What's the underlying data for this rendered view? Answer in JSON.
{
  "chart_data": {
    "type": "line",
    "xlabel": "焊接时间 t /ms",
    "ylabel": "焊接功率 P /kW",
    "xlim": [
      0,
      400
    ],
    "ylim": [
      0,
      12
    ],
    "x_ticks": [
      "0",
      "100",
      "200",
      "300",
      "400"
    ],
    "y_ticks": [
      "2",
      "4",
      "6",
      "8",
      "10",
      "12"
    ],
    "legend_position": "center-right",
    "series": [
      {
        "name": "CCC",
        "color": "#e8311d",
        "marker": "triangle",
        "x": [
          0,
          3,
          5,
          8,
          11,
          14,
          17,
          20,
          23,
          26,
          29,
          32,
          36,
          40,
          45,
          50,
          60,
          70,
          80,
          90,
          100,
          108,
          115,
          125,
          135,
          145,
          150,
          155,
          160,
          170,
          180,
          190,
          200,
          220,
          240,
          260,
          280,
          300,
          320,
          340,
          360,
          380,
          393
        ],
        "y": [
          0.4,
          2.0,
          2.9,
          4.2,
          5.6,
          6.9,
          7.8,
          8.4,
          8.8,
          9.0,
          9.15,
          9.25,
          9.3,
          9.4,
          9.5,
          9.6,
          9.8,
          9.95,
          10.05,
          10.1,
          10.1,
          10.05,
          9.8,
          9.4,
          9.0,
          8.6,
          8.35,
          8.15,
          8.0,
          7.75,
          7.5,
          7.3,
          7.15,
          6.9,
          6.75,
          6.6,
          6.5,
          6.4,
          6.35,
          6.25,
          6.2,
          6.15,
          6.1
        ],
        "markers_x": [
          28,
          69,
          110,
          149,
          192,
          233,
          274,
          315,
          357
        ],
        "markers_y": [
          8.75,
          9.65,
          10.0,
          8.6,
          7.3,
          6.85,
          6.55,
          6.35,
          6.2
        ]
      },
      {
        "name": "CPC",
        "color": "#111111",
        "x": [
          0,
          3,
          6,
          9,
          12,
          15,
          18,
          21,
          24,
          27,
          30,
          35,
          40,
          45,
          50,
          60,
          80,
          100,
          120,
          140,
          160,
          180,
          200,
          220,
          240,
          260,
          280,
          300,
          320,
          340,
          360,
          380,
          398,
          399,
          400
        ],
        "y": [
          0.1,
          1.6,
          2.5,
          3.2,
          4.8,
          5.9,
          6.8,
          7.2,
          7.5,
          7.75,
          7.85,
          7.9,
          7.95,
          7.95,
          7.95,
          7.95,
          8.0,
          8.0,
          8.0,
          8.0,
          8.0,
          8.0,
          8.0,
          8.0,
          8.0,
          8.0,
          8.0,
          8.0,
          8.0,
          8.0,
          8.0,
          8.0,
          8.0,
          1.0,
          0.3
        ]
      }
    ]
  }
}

━━━━

Produce a verbatim transcription of the entries above.

▸ ANSWER TO THE PROBLEM
What's the underlying data for this rendered view? Answer in JSON.
{
  "chart_data": {
    "type": "line",
    "xlabel": "焊接时间 t /ms",
    "ylabel": "焊接功率 P /kW",
    "xlim": [
      0,
      400
    ],
    "ylim": [
      0,
      12
    ],
    "x_ticks": [
      "0",
      "100",
      "200",
      "300",
      "400"
    ],
    "y_ticks": [
      "2",
      "4",
      "6",
      "8",
      "10",
      "12"
    ],
    "legend_position": "center-right",
    "series": [
      {
        "name": "CCC",
        "color": "#e8311d",
        "marker": "triangle",
        "x": [
          0,
          3,
          5,
          8,
          11,
          14,
          17,
          20,
          23,
          26,
          29,
          32,
          36,
          40,
          45,
          50,
          60,
          70,
          80,
          90,
          100,
          108,
          115,
          125,
          135,
          145,
          150,
          155,
          160,
          170,
          180,
          190,
          200,
          220,
          240,
          260,
          280,
          300,
          320,
          340,
          360,
          380,
          393
        ],
        "y": [
          0.4,
          2.0,
          2.9,
          4.2,
          5.6,
          6.9,
          7.8,
          8.4,
          8.8,
          9.0,
          9.15,
          9.25,
          9.3,
          9.4,
          9.5,
          9.6,
          9.8,
          9.95,
          10.05,
          10.1,
          10.1,
          10.05,
          9.8,
          9.4,
          9.0,
          8.6,
          8.35,
          8.15,
          8.0,
          7.75,
          7.5,
          7.3,
          7.15,
          6.9,
          6.75,
          6.6,
          6.5,
          6.4,
          6.35,
          6.25,
          6.2,
          6.15,
          6.1
        ],
        "markers_x": [
          28,
          69,
          110,
          149,
          192,
          233,
          274,
          315,
          357
        ],
        "markers_y": [
          8.75,
          9.65,
          10.0,
          8.6,
          7.3,
          6.85,
          6.55,
          6.35,
          6.2
        ]
      },
      {
        "name": "CPC",
        "color": "#111111",
        "x": [
          0,
          3,
          6,
          9,
          12,
          15,
          18,
          21,
          24,
          27,
          30,
          35,
          40,
          45,
          50,
          60,
          80,
          100,
          120,
          140,
          160,
          180,
          200,
          220,
          240,
          260,
          280,
          300,
          320,
          340,
          360,
          380,
          398,
          399,
          400
        ],
        "y": [
          0.1,
          1.6,
          2.5,
          3.2,
          4.8,
          5.9,
          6.8,
          7.2,
          7.5,
          7.75,
          7.85,
          7.9,
          7.95,
          7.95,
          7.95,
          7.95,
          8.0,
          8.0,
          8.0,
          8.0,
          8.0,
          8.0,
          8.0,
          8.0,
          8.0,
          8.0,
          8.0,
          8.0,
          8.0,
          8.0,
          8.0,
          8.0,
          8.0,
          1.0,
          0.3
        ]
      }
    ]
  }
}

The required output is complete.